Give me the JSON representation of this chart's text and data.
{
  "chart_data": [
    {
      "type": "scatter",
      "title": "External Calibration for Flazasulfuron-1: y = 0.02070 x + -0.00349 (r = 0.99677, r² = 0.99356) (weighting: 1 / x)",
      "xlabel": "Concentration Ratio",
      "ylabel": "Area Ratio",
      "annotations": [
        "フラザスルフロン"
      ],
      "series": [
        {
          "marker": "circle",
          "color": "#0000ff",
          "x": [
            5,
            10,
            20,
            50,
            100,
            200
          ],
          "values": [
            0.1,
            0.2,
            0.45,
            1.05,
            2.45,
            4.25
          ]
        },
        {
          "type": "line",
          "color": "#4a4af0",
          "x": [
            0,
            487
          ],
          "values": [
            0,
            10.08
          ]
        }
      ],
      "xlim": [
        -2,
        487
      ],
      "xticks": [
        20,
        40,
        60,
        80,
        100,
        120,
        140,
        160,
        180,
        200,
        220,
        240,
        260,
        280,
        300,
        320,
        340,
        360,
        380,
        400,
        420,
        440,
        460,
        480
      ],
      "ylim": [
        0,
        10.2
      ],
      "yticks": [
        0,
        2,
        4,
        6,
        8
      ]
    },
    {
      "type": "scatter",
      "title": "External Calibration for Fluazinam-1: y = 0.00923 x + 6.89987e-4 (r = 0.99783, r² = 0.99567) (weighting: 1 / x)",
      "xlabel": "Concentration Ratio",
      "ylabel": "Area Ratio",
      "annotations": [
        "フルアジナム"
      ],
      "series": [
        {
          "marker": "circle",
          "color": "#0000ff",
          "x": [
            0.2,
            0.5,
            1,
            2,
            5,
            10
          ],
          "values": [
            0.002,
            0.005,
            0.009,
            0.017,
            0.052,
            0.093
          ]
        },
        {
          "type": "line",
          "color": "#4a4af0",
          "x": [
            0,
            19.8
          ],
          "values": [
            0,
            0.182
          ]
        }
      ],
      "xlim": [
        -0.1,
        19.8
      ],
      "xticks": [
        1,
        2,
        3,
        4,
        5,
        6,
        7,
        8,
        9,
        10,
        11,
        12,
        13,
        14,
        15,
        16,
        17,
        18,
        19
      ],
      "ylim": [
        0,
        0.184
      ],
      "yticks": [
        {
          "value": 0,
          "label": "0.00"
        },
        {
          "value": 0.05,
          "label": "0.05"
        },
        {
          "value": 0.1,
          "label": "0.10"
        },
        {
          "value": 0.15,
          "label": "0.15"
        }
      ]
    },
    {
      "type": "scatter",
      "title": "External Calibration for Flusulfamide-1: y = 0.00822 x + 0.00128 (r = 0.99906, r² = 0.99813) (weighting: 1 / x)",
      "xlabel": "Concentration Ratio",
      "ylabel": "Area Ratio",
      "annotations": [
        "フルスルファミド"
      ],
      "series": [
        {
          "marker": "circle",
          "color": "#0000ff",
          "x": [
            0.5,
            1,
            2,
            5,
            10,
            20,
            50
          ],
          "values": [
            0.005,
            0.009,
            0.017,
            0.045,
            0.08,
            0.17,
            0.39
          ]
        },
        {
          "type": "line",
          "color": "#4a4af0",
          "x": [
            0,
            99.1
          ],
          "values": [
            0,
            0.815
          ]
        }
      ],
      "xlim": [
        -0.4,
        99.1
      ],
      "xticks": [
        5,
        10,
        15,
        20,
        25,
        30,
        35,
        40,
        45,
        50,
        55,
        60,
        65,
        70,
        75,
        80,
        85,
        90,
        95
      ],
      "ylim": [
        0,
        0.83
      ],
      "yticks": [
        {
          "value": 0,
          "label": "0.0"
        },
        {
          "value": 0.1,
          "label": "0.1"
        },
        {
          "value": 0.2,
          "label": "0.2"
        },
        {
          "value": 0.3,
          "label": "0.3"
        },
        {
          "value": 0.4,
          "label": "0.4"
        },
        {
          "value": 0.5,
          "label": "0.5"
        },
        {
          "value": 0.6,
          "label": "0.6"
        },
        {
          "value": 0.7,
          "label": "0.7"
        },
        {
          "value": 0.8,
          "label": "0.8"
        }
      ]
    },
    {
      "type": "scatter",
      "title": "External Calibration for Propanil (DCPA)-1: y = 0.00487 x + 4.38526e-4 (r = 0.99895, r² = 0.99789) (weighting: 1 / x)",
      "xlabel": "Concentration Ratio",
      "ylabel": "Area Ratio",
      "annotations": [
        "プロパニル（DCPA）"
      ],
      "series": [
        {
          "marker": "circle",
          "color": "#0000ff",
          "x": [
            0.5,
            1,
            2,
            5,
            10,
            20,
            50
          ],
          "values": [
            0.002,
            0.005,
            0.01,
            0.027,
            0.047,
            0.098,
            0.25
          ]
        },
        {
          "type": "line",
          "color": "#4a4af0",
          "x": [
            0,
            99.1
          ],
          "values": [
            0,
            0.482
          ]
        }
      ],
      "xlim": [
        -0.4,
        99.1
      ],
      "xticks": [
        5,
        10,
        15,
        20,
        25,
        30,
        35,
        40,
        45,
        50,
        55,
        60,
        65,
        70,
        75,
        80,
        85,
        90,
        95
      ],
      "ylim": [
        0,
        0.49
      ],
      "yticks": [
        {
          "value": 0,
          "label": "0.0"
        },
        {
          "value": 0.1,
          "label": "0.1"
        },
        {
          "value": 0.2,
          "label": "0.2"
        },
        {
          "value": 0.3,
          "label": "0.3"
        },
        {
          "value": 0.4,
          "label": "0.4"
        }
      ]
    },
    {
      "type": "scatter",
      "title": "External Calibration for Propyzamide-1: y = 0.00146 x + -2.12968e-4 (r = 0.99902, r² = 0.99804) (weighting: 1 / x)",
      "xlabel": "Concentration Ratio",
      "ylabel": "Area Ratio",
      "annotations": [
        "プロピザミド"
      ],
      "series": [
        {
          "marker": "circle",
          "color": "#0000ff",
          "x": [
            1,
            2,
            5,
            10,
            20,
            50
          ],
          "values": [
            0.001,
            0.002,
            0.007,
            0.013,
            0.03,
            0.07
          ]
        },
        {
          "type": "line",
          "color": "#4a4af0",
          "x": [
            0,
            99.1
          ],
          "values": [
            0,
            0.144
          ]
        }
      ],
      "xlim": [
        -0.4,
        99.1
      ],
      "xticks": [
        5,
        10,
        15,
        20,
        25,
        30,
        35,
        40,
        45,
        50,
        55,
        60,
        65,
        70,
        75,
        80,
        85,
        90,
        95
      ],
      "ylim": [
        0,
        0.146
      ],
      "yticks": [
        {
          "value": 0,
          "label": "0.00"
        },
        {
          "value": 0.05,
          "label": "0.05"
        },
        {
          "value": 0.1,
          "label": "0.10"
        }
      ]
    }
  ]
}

Task to complete
Print the records above in full, exactly.

Task answer
Give me the JSON representation of this chart's text and data.
{
  "chart_data": [
    {
      "type": "scatter",
      "title": "External Calibration for Flazasulfuron-1: y = 0.02070 x + -0.00349 (r = 0.99677, r² = 0.99356) (weighting: 1 / x)",
      "xlabel": "Concentration Ratio",
      "ylabel": "Area Ratio",
      "annotations": [
        "フラザスルフロン"
      ],
      "series": [
        {
          "marker": "circle",
          "color": "#0000ff",
          "x": [
            5,
            10,
            20,
            50,
            100,
            200
          ],
          "values": [
            0.1,
            0.2,
            0.45,
            1.05,
            2.45,
            4.25
          ]
        },
        {
          "type": "line",
          "color": "#4a4af0",
          "x": [
            0,
            487
          ],
          "values": [
            0,
            10.08
          ]
        }
      ],
      "xlim": [
        -2,
        487
      ],
      "xticks": [
        20,
        40,
        60,
        80,
        100,
        120,
        140,
        160,
        180,
        200,
        220,
        240,
        260,
        280,
        300,
        320,
        340,
        360,
        380,
        400,
        420,
        440,
        460,
        480
      ],
      "ylim": [
        0,
        10.2
      ],
      "yticks": [
        0,
        2,
        4,
        6,
        8
      ]
    },
    {
      "type": "scatter",
      "title": "External Calibration for Fluazinam-1: y = 0.00923 x + 6.89987e-4 (r = 0.99783, r² = 0.99567) (weighting: 1 / x)",
      "xlabel": "Concentration Ratio",
      "ylabel": "Area Ratio",
      "annotations": [
        "フルアジナム"
      ],
      "series": [
        {
          "marker": "circle",
          "color": "#0000ff",
          "x": [
            0.2,
            0.5,
            1,
            2,
            5,
            10
          ],
          "values": [
            0.002,
            0.005,
            0.009,
            0.017,
            0.052,
            0.093
          ]
        },
        {
          "type": "line",
          "color": "#4a4af0",
          "x": [
            0,
            19.8
          ],
          "values": [
            0,
            0.182
          ]
        }
      ],
      "xlim": [
        -0.1,
        19.8
      ],
      "xticks": [
        1,
        2,
        3,
        4,
        5,
        6,
        7,
        8,
        9,
        10,
        11,
        12,
        13,
        14,
        15,
        16,
        17,
        18,
        19
      ],
      "ylim": [
        0,
        0.184
      ],
      "yticks": [
        {
          "value": 0,
          "label": "0.00"
        },
        {
          "value": 0.05,
          "label": "0.05"
        },
        {
          "value": 0.1,
          "label": "0.10"
        },
        {
          "value": 0.15,
          "label": "0.15"
        }
      ]
    },
    {
      "type": "scatter",
      "title": "External Calibration for Flusulfamide-1: y = 0.00822 x + 0.00128 (r = 0.99906, r² = 0.99813) (weighting: 1 / x)",
      "xlabel": "Concentration Ratio",
      "ylabel": "Area Ratio",
      "annotations": [
        "フルスルファミド"
      ],
      "series": [
        {
          "marker": "circle",
          "color": "#0000ff",
          "x": [
            0.5,
            1,
            2,
            5,
            10,
            20,
            50
          ],
          "values": [
            0.005,
            0.009,
            0.017,
            0.045,
            0.08,
            0.17,
            0.39
          ]
        },
        {
          "type": "line",
          "color": "#4a4af0",
          "x": [
            0,
            99.1
          ],
          "values": [
            0,
            0.815
          ]
        }
      ],
      "xlim": [
        -0.4,
        99.1
      ],
      "xticks": [
        5,
        10,
        15,
        20,
        25,
        30,
        35,
        40,
        45,
        50,
        55,
        60,
        65,
        70,
        75,
        80,
        85,
        90,
        95
      ],
      "ylim": [
        0,
        0.83
      ],
      "yticks": [
        {
          "value": 0,
          "label": "0.0"
        },
        {
          "value": 0.1,
          "label": "0.1"
        },
        {
          "value": 0.2,
          "label": "0.2"
        },
        {
          "value": 0.3,
          "label": "0.3"
        },
        {
          "value": 0.4,
          "label": "0.4"
        },
        {
          "value": 0.5,
          "label": "0.5"
        },
        {
          "value": 0.6,
          "label": "0.6"
        },
        {
          "value": 0.7,
          "label": "0.7"
        },
        {
          "value": 0.8,
          "label": "0.8"
        }
      ]
    },
    {
      "type": "scatter",
      "title": "External Calibration for Propanil (DCPA)-1: y = 0.00487 x + 4.38526e-4 (r = 0.99895, r² = 0.99789) (weighting: 1 / x)",
      "xlabel": "Concentration Ratio",
      "ylabel": "Area Ratio",
      "annotations": [
        "プロパニル（DCPA）"
      ],
      "series": [
        {
          "marker": "circle",
          "color": "#0000ff",
          "x": [
            0.5,
            1,
            2,
            5,
            10,
            20,
            50
          ],
          "values": [
            0.002,
            0.005,
            0.01,
            0.027,
            0.047,
            0.098,
            0.25
          ]
        },
        {
          "type": "line",
          "color": "#4a4af0",
          "x": [
            0,
            99.1
          ],
          "values": [
            0,
            0.482
          ]
        }
      ],
      "xlim": [
        -0.4,
        99.1
      ],
      "xticks": [
        5,
        10,
        15,
        20,
        25,
        30,
        35,
        40,
        45,
        50,
        55,
        60,
        65,
        70,
        75,
        80,
        85,
        90,
        95
      ],
      "ylim": [
        0,
        0.49
      ],
      "yticks": [
        {
          "value": 0,
          "label": "0.0"
        },
        {
          "value": 0.1,
          "label": "0.1"
        },
        {
          "value": 0.2,
          "label": "0.2"
        },
        {
          "value": 0.3,
          "label": "0.3"
        },
        {
          "value": 0.4,
          "label": "0.4"
        }
      ]
    },
    {
      "type": "scatter",
      "title": "External Calibration for Propyzamide-1: y = 0.00146 x + -2.12968e-4 (r = 0.99902, r² = 0.99804) (weighting: 1 / x)",
      "xlabel": "Concentration Ratio",
      "ylabel": "Area Ratio",
      "annotations": [
        "プロピザミド"
      ],
      "series": [
        {
          "marker": "circle",
          "color": "#0000ff",
          "x": [
            1,
            2,
            5,
            10,
            20,
            50
          ],
          "values": [
            0.001,
            0.002,
            0.007,
            0.013,
            0.03,
            0.07
          ]
        },
        {
          "type": "line",
          "color": "#4a4af0",
          "x": [
            0,
            99.1
          ],
          "values": [
            0,
            0.144
          ]
        }
      ],
      "xlim": [
        -0.4,
        99.1
      ],
      "xticks": [
        5,
        10,
        15,
        20,
        25,
        30,
        35,
        40,
        45,
        50,
        55,
        60,
        65,
        70,
        75,
        80,
        85,
        90,
        95
      ],
      "ylim": [
        0,
        0.146
      ],
      "yticks": [
        {
          "value": 0,
          "label": "0.00"
        },
        {
          "value": 0.05,
          "label": "0.05"
        },
        {
          "value": 0.1,
          "label": "0.10"
        }
      ]
    }
  ]
}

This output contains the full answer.